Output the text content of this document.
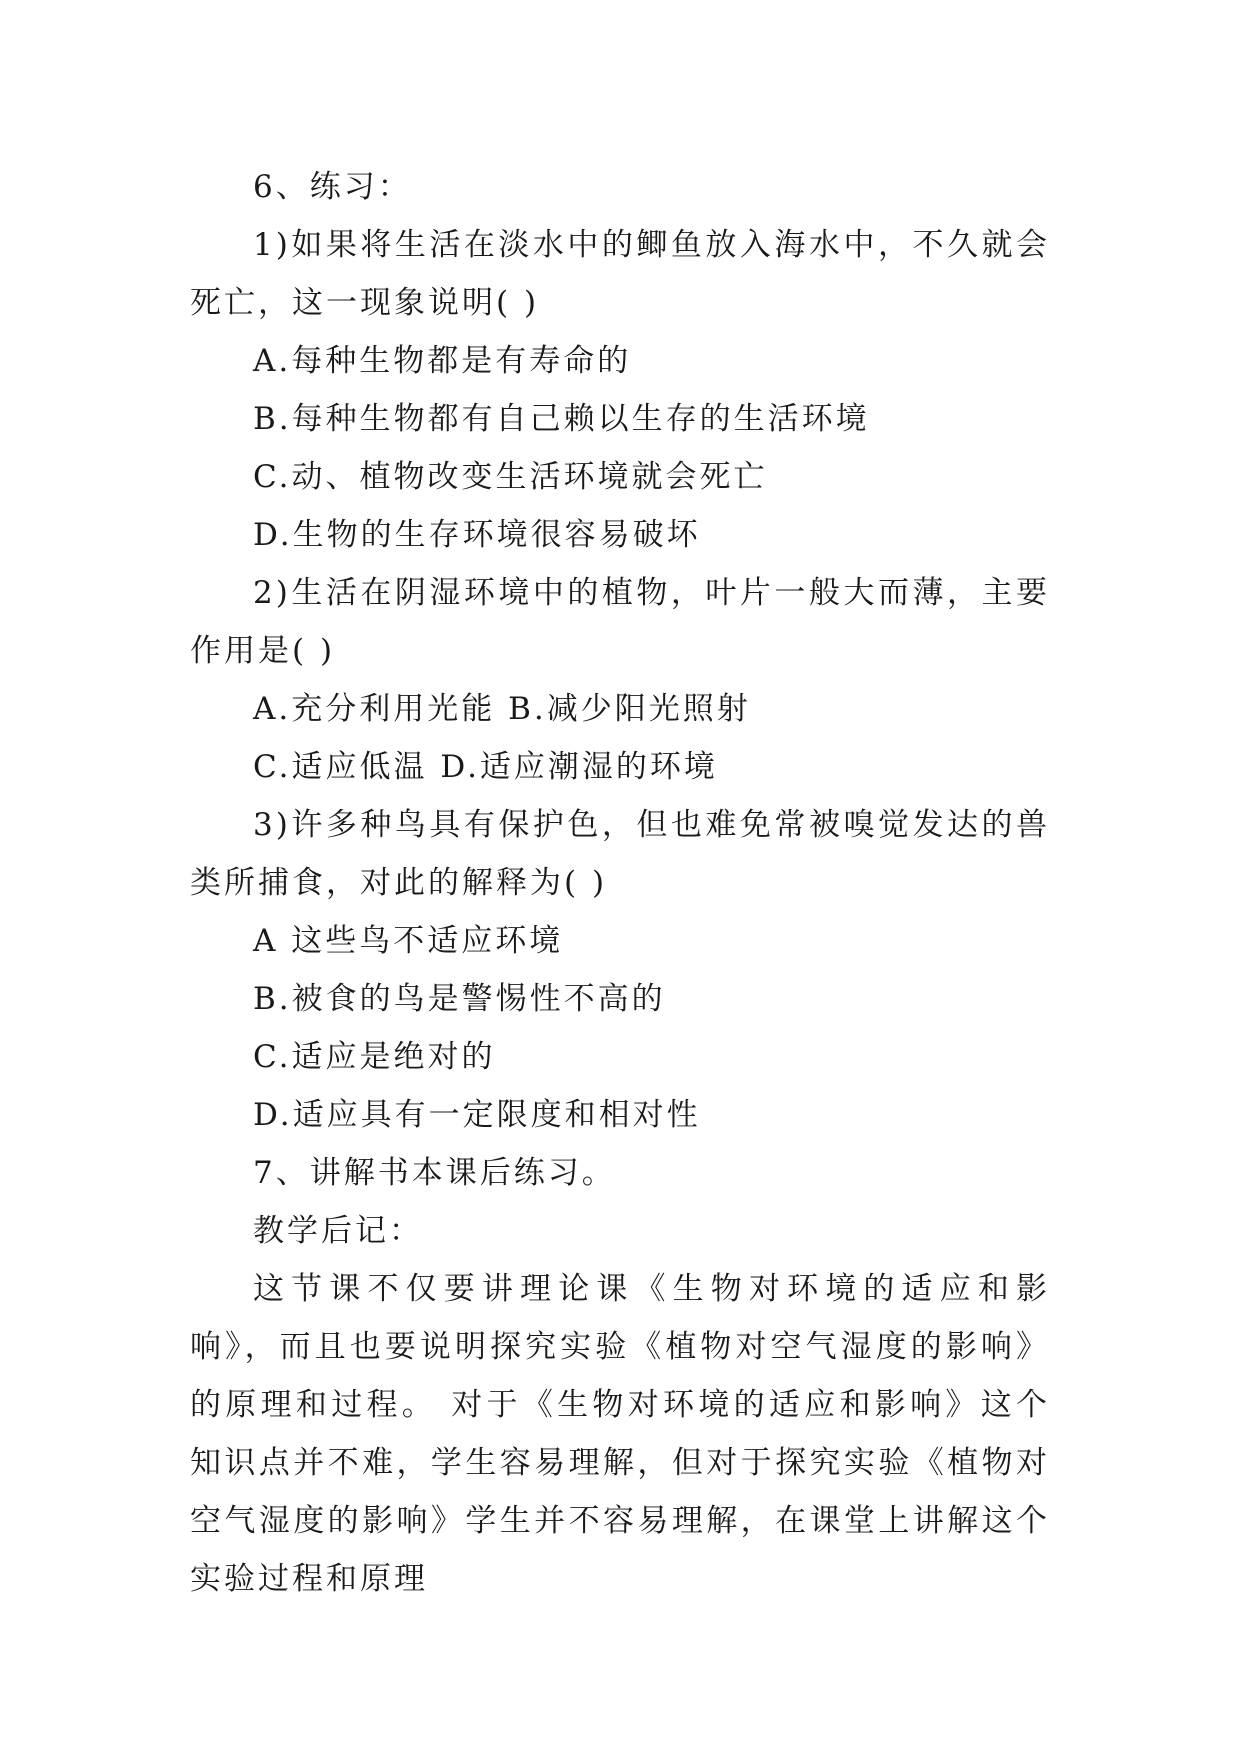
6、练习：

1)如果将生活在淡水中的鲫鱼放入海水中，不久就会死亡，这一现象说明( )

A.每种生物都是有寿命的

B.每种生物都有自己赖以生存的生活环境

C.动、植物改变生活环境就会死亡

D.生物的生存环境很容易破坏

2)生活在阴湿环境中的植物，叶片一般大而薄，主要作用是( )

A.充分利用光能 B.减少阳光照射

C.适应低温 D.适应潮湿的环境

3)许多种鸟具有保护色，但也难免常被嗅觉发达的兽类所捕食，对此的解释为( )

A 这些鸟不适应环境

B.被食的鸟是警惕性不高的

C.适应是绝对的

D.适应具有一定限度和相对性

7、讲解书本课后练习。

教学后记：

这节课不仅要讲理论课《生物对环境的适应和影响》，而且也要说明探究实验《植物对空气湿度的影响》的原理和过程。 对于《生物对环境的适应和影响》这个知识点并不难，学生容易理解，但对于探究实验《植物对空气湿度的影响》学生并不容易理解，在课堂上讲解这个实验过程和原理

== == ==

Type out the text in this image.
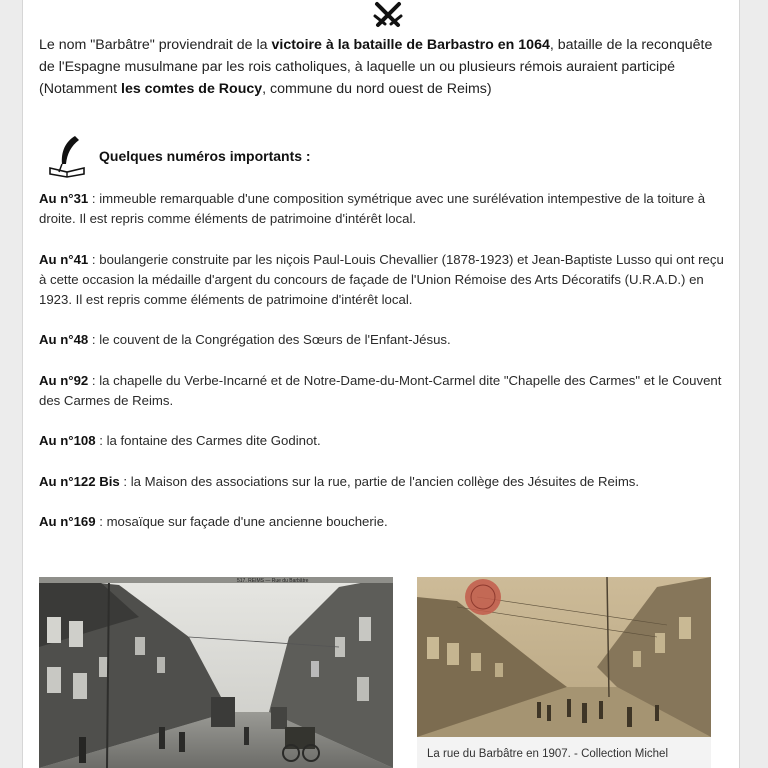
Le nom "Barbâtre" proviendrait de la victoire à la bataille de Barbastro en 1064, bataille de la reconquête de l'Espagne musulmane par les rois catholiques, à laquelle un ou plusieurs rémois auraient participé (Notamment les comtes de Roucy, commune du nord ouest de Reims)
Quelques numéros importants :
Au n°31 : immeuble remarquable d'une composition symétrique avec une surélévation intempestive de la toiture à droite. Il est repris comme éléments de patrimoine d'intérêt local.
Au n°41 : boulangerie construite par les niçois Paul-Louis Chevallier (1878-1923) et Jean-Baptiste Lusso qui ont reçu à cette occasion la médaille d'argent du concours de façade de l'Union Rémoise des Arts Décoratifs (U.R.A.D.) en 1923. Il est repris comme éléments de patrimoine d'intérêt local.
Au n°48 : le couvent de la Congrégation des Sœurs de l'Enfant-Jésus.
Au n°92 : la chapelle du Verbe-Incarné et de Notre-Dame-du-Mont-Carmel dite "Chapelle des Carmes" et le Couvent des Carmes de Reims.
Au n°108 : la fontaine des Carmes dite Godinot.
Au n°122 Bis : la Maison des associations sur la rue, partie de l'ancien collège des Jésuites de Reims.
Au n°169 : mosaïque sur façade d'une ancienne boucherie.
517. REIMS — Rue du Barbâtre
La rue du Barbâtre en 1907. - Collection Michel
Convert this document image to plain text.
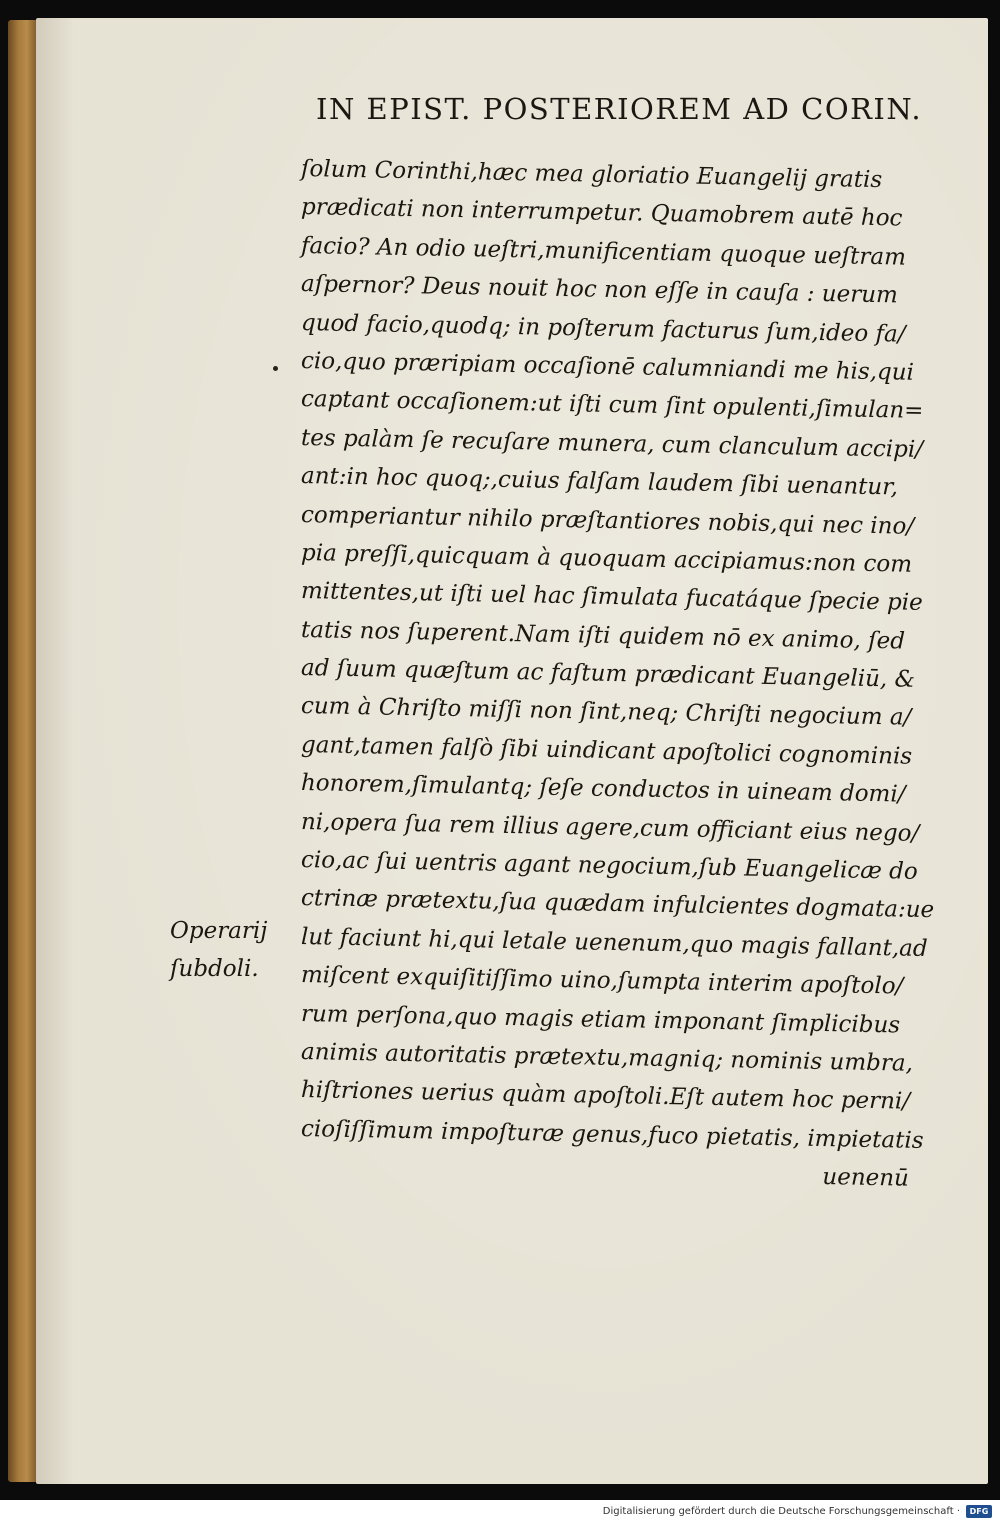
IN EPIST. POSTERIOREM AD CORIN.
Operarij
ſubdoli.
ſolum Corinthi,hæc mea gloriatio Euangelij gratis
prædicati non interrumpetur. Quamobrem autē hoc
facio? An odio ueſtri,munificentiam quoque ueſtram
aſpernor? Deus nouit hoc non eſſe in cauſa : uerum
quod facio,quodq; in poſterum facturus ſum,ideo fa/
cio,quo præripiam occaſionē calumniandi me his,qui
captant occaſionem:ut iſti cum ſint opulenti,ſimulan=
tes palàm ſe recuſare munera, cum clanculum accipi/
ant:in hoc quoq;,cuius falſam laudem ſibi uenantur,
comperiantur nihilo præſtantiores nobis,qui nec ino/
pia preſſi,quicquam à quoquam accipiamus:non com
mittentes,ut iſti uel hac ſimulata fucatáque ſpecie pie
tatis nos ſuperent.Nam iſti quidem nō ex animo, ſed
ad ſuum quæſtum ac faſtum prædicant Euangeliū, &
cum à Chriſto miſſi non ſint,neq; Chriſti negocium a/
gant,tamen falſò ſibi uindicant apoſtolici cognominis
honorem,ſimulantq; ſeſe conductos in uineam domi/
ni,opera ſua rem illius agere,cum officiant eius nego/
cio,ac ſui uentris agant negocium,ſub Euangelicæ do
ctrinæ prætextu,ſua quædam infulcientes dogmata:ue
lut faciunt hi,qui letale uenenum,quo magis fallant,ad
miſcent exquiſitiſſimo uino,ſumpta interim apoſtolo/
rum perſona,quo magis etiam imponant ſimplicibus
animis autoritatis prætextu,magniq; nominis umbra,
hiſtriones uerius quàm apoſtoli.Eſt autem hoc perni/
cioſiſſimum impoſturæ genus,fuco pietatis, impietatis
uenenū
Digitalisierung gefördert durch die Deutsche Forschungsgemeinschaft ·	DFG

== == ==

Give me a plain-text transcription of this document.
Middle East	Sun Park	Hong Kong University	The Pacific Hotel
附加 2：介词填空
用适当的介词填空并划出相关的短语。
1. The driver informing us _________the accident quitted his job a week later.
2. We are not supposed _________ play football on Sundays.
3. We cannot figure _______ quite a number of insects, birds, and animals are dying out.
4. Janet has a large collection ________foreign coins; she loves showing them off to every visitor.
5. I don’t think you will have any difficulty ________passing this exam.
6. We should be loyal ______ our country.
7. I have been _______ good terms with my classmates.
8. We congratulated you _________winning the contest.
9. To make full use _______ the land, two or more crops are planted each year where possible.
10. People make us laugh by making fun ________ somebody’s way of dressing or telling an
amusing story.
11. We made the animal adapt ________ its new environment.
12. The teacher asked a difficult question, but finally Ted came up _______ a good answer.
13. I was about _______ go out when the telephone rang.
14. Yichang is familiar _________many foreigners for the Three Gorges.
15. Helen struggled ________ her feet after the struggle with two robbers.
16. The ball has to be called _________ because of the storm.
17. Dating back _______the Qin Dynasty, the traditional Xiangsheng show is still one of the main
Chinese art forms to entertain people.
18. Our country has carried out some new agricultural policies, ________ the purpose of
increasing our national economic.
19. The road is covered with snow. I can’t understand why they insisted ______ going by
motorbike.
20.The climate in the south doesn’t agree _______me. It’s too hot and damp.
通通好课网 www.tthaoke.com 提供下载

== == ==

In the material above, show every line where the word "repris" turns up.

• _THE RESULT_:
Au n°31 : immeuble remarquable d'une composition symétrique avec une surélévation intempestive de la toiture à droite. Il est repris comme éléments de patrimoine d'intérêt local.
Au n°41 : boulangerie construite par les niçois Paul-Louis Chevallier (1878-1923) et Jean-Baptiste Lusso qui ont reçu à cette occasion la médaille d'argent du concours de façade de l'Union Rémoise des Arts Décoratifs (U.R.A.D.) en 1923. Il est repris comme éléments de patrimoine d'intérêt local.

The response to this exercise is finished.